<<<<
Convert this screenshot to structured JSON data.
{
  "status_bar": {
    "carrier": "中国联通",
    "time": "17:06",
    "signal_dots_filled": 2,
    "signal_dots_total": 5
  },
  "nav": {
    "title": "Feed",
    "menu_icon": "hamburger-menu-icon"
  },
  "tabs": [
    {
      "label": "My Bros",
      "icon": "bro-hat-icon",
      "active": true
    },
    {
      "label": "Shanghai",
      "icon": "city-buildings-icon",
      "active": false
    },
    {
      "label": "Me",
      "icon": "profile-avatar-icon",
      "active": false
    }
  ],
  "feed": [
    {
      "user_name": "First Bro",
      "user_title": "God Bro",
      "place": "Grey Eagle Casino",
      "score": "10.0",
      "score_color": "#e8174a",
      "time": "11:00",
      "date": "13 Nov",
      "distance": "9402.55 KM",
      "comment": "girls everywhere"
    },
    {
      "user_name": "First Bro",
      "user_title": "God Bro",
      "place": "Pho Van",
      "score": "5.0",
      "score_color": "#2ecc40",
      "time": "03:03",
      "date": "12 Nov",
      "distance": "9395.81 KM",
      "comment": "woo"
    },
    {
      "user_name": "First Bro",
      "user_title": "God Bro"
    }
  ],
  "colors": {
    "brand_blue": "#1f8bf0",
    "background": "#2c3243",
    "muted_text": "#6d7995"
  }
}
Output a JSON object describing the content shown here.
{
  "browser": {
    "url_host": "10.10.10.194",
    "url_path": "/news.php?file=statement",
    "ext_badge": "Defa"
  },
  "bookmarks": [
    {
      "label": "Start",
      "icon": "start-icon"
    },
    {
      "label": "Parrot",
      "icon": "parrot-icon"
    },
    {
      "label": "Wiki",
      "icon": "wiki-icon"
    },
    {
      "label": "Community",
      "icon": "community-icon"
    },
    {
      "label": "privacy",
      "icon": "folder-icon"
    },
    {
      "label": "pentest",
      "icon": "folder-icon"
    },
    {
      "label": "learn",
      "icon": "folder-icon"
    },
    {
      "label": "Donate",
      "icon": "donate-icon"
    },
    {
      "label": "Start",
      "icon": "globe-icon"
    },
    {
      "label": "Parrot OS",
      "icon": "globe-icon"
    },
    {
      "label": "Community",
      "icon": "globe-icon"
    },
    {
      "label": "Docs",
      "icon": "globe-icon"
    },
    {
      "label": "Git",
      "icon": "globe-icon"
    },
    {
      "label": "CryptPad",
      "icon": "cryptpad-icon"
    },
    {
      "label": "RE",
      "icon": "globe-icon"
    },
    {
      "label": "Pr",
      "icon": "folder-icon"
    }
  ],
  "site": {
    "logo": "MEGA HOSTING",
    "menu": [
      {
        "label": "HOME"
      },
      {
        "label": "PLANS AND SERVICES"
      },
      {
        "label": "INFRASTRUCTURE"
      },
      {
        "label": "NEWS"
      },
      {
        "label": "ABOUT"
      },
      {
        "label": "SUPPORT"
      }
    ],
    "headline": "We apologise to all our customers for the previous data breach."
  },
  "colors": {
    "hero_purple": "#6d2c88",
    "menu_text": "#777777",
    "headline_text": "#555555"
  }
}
>>>>
*WORK TO COMPLETE*: Pick out the lines containing the word "distance" and show them.

*OUTPUT OF THE TASK*:
      "distance": "9402.55 KM",
      "distance": "9395.81 KM",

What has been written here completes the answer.